Passage cité:
━━━
Cela ressemble à  des nouvelles, mais c’est surtout un voyage dans l’imaginaire que nous propose Anne Sibran. L’écriture est un chemin qui mène vers la vie et une certaine vérité. La romancière nous invite dans sa géographie de l’inattendu et de tout ce qui circule entre les évènements. Il y a des hommes qui prennent le temps de vivre et il y a Anne Sibran, qui prend le temps de regarder et de mettre l’accent sur ce qui paraît insignifiant… et pourtant si important.

Après une absence littéraire de cinq ans, vous sortez coup sur coup deux livres.
Je fais beaucoup de choses. J’ai repris des études d’ethnologie. J’écris des scénarios de bande dessinée. La littérature n’est pas en annexe. Mais il m’a fallu quatre ans pour écrire  Je suis la bête. Ce livre est une folie. Je ne m’en suis pas rendu compte au départ. Mais j’ai dû le réécrire quatre fois. Je n’avais pas la musique de la forêt. Cela m’a demandé un énorme travail de la découvrir, de la prendre afin qu’elle devienne instinctive.
Comment avez-vous procédé pour trouver le ton de Je suis la bête ?
Le premier jet était un peu touffu. Je posais d’autres personnages jusqu’au moment où j’ai trouvé la langue. C’était long et douloureux puisque entre temps j’ai perdu mon éditeur Yves Berger. J’ai donc porté ce second temps de maturation du livre entièrement seule. J’ai été obsédée par ce livre.
Le Monde Intervalle, comment intervient-il ?
Dans l’intervalle justement. Ce n’est pas un jeu de mot, mais en fait, il est l’humus de tous mes romans, de tout mon travail d’écriture mais aussi de ma vie. C’est quelque chose d’extrêmement important pour moi. C’est comme un acte de présence qu’il m’importe de filer de jour en jour pour être sûre de garder la fréquence qui me sert pour l’écriture. Pendant très longtemps, j’ai pensé garder ce texte sans le publier.
Alors pourquoi publier ?
Mes deux livres qui viennent d’être publiés sont sortis grâce à  deux rencontres, deux éditrices chez Gallimard et Panama. Chez Gallimard, Je suis la bête est inséré dans la collection Haute Enfance. Ce livre est un hommage à  l’inadvertance, à  toutes ces choses minimisées et qui deviennent pourtant fondamentales. J’ai l’impression que ce livre ne parle que d’écriture. Je me dis que tout ce qui se passe dans le processus même du roman est une pluie d’inadvertance. Il faut tenir le guet.
━━━
Entrées tirées d'une collection:
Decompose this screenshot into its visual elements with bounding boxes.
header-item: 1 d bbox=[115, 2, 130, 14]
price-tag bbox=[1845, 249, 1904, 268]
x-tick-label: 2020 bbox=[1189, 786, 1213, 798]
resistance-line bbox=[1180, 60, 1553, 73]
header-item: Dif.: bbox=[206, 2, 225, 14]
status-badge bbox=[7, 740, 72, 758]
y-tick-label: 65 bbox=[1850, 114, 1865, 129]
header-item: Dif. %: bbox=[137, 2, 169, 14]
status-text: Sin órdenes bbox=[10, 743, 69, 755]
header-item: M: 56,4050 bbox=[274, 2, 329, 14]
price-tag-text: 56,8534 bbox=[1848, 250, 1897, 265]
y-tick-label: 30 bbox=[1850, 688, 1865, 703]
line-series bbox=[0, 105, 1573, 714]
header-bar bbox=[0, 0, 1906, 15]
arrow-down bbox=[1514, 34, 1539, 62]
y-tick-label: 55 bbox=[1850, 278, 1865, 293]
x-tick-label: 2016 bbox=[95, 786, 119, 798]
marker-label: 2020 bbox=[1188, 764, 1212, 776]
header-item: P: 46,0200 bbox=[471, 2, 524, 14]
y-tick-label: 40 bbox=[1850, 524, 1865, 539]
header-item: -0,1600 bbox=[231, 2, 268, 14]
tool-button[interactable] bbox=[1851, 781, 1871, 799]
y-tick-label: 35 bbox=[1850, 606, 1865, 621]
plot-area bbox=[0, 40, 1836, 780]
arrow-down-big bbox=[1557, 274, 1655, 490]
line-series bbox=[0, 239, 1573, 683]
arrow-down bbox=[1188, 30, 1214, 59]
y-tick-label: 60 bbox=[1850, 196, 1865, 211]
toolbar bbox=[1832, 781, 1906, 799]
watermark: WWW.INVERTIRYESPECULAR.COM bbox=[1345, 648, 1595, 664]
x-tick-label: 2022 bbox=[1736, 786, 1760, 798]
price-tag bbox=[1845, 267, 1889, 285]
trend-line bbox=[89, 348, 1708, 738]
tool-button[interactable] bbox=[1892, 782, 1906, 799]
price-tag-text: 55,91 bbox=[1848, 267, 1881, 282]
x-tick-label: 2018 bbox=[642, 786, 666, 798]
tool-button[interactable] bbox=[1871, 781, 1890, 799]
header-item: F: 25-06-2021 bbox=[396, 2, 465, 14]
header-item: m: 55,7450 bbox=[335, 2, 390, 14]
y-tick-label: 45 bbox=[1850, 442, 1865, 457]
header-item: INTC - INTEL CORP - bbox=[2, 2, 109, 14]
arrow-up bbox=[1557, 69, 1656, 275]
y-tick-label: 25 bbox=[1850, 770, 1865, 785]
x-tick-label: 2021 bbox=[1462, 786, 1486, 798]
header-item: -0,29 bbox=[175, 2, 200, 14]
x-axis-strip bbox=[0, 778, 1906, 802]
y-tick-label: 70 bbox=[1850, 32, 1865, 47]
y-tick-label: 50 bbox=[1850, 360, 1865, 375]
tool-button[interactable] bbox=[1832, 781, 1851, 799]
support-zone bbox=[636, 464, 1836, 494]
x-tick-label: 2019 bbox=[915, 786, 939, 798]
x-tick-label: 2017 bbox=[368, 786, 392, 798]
━━━
Objectifs:
1 – Dans l'entretien avec Anne Sibran, combien de fois a-t-elle dû réécrire Je suis la bête ?
2 – Combien de lignes de la liste contiennent la chaîne "down" ? Les majuscules comptent ; donnez seulement le nombre.

Réponses:
1 – Quatre fois.

2 – 3